* START Given passage *
I can’t read. Maybe I should rephrase that. Lately, I can’t seem to finish reading an entire book. I’m lucky if I can get halfway through. It makes me feel like I can’t read. Right now I have 15 hardcover books checked out of the library. I’ve read the beginning, some more some less, of nine of them. I’m also partway into reading at least seven paperbacks.

Normally, I’m reading at least three or four books at the same time. I like variety. I do that all the time. But I finish them. And then start others. It is not normal for me to have started reading more than a dozen books, yet not finish ANY OF THEM. As my kids would say, that’s just messed up.

I have become very familiar with the library’s online renewal system. Sometimes the system tells me I can’t renew a book, so I take that one back. And bring home three more. As if I’m stocking up, hoarding what I can against a long dark winter where books will become scarce and dear.

I’ve run out of bookmarks and started using Kleenex. Quincy the Wonder Dog tears off and eats the bits that stick out along the top and sides. Sometimes he pulls the entire thing out of the book. Doesn’t matter if I can’t find my place again since lately, once I put a bookmark into a book and set it aside, I’m not likely to go back to it.
* END Given passage *
▶ _Required tasks_
a: In the passage about unfinished books, how many hardcover books does the writer have checked out of the library?
b: Reproduce the part of the passage about unfinished books starting with "I have become" and going on through "back to it.".
c: Pick up the essay about unfinished library books where it stops and continue it.
* START Entries provided *
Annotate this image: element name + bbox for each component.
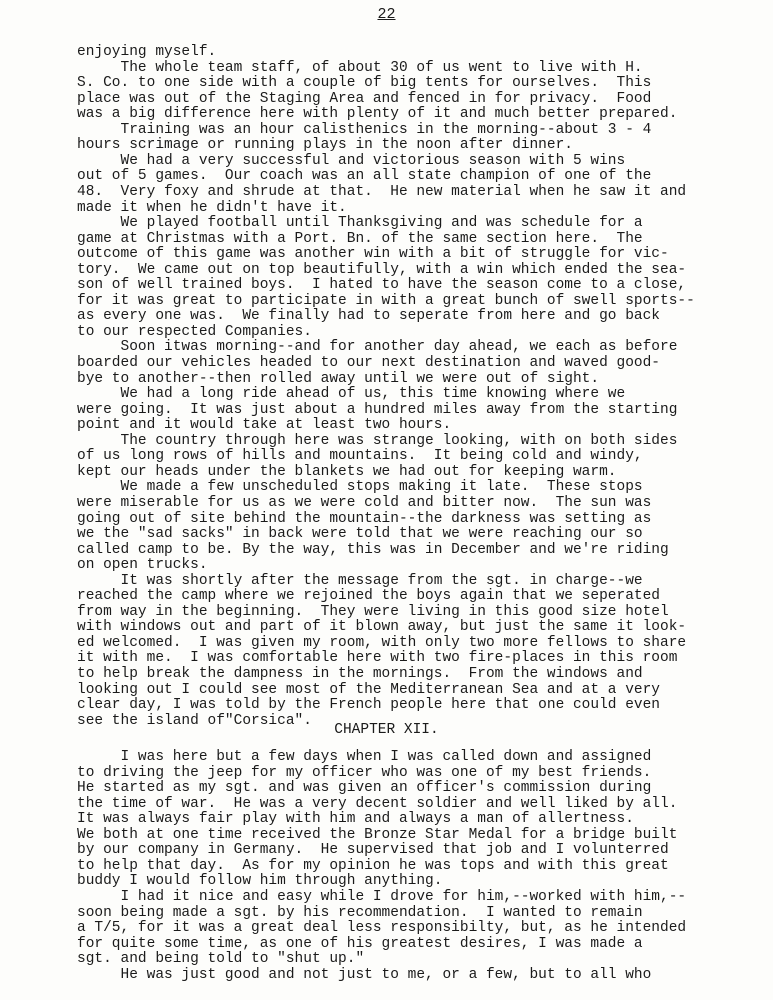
text-line: buddy I would follow him through anything. (77, 873, 443, 890)
text-line: It was shortly after the message from the sgt. in charge--we (77, 572, 643, 589)
text-line: He was just good and not just to me, or a few, but to all who (77, 966, 652, 983)
text-line: from way in the beginning. They were living in this good size hotel (77, 603, 669, 620)
text-line: called camp to be. By the way, this was in December and we're riding (77, 541, 669, 558)
text-line: for quite some time, as one of his greatest desires, I was made a (77, 935, 643, 952)
text-line: boarded our vehicles headed to our next destination and waved good- (77, 355, 660, 371)
text-line: We both at one time received the Bronze Star Medal for a bridge built (77, 826, 678, 843)
text-line: It was always fair play with him and always a man of allertness. (77, 811, 634, 828)
text-line: We had a very successful and victorious season with 5 wins (77, 152, 626, 169)
text-line: We played football until Thanksgiving and was schedule for a (77, 215, 643, 232)
text-line: looking out I could see most of the Mediterranean Sea and at a very (77, 681, 660, 698)
text-line: soon being made a sgt. by his recommendation. I wanted to remain (77, 904, 643, 921)
text-line: ed welcomed. I was given my room, with only two more fellows to share (77, 634, 687, 651)
text-line: The whole team staff, of about 30 of us went to live with H. (77, 59, 643, 76)
text-line: the time of war. He was a very decent soldier and well liked by all. (77, 795, 678, 812)
text-line: going out of site behind the mountain--the darkness was setting as (77, 510, 652, 527)
text-line: We had a long ride ahead of us, this time knowing where we (77, 386, 626, 403)
text-line: clear day, I was told by the French people here that one could even (77, 697, 660, 714)
text-line: to help that day. As for my opinion he was tops and with this great (77, 857, 669, 874)
text-line: with windows out and part of it blown away, but just the same it look- (77, 619, 687, 636)
text-line: were going. It was just about a hundred miles away from the starting (77, 401, 678, 418)
text-line: on open trucks. (77, 557, 208, 574)
text-line: S. Co. to one side with a couple of big tents for ourselves. This (77, 75, 652, 92)
text-line: bye to another--then rolled away until we were out of sight. (77, 370, 600, 387)
text-line: I was here but a few days when I was called down and assigned (77, 749, 652, 765)
text-line: outcome of this game was another win with a bit of struggle for vic- (77, 246, 669, 263)
text-line: point and it would take at least two hours. (77, 417, 452, 434)
text-line: 48. Very foxy and shrude at that. He new material when he saw it and (77, 183, 687, 200)
text-line: enjoying myself. (77, 44, 217, 60)
text-line: sgt. and being told to "shut up." (77, 951, 365, 968)
text-line: place was out of the Staging Area and fenced in for privacy. Food (77, 90, 652, 107)
chapter-heading: CHAPTER XII. (334, 722, 439, 738)
text-line: see the island of"Corsica". (77, 712, 312, 729)
text-line: We made a few unscheduled stops making it late. These stops (77, 479, 643, 496)
text-line: it with me. I was comfortable here with two fire-places in this room (77, 650, 678, 667)
page-number: 22 (377, 6, 396, 23)
text-line: a T/5, for it was a great deal less responsibilty, but, as he intended (77, 920, 687, 937)
text-line: was a big difference here with plenty of it and much better prepared. (77, 106, 678, 123)
text-line: of us long rows of hills and mountains. It being cold and windy, (77, 448, 643, 465)
text-line: to driving the jeep for my officer who was one of my best friends. (77, 764, 652, 781)
text-line: kept our heads under the blankets we had out for keeping warm. (77, 463, 617, 480)
text-line: Training was an hour calisthenics in the morning--about 3 - 4 (77, 121, 652, 138)
text-line: out of 5 games. Our coach was an all state champion of one of the (77, 168, 652, 185)
text-line: tory. We came out on top beautifully, with a win which ended the sea- (77, 261, 687, 278)
text-line: we the "sad sacks" in back were told that we were reaching our so (77, 526, 643, 543)
text-line: by our company in Germany. He supervised that job and I volunterred (77, 842, 669, 859)
text-line: were miserable for us as we were cold and bitter now. The sun was (77, 494, 652, 511)
text-line: reached the camp where we rejoined the boys again that we seperated (77, 588, 660, 605)
text-line: made it when he didn't have it. (77, 199, 347, 216)
text-line: hours scrimage or running plays in the noon after dinner. (77, 137, 573, 154)
text-line: son of well trained boys. I hated to have the season come to a close, (77, 277, 687, 294)
text-line: I had it nice and easy while I drove for him,--worked with him,-- (77, 888, 687, 905)
text-line: Soon itwas morning--and for another day ahead, we each as before (77, 339, 678, 356)
text-line: game at Christmas with a Port. Bn. of the same section here. The (77, 230, 643, 247)
text-line: to help break the dampness in the mornings. From the windows and (77, 666, 643, 682)
text-line: to our respected Companies. (77, 323, 312, 340)
text-line: The country through here was strange looking, with on both sides (77, 432, 678, 449)
text-line: for it was great to participate in with a great bunch of swell sports-- (77, 292, 695, 309)
text-line: as every one was. We finally had to seperate from here and go back (77, 308, 660, 325)
text-line: He started as my sgt. and was given an officer's commission during (77, 780, 652, 797)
* END Entries provided *
▶ _Expected results_
a: Fifteen.

b:
I have become very familiar with the library’s online renewal system. Sometimes the system tells me I can’t renew a book, so I take that one back. And bring home three more. As if I’m stocking up, hoarding what I can against a long dark winter where books will become scarce and dear.

I’ve run out of bookmarks and started using Kleenex. Quincy the Wonder Dog tears off and eats the bits that stick out along the top and sides. Sometimes he pulls the entire thing out of the book. Doesn’t matter if I can’t find my place again since lately, once I put a bookmark into a book and set it aside, I’m not likely to go back to it.

c:
There is nothing wrong with these books. I’m sure they’re all interesting and well-written and wonderful. Many of the authors are those whose books I’ve read and thoroughly enjoyed in the past and there is no reason to think any of them, let alone all of them, have suddenly lost the ability to write a compelling and entertaining story. No, the problem is with me and it seems to be getting worse.

I’m sure it’s very unfair of me to keep these books stacked all over the place when other people could be reading them. Poor things, sitting there partially read and cast aside like inedible half-baked lumps of dough taken from the oven just as they started to heat and rise. But I keep thinking I’ll finish reading them. Soon. Right after I see whether the next one is perhaps more captivating.

I have finished reading exactly one book in the past month. Maybe two months. I checked it out because of the author’s name: Per Petterson. You have to be at least curious about the writing of someone named Per. And also because he’s from Norway and wrote the book in Norwegian and this was the English translation. I grew up listening to Norwegian men tell stories, I was curious to see how this compared.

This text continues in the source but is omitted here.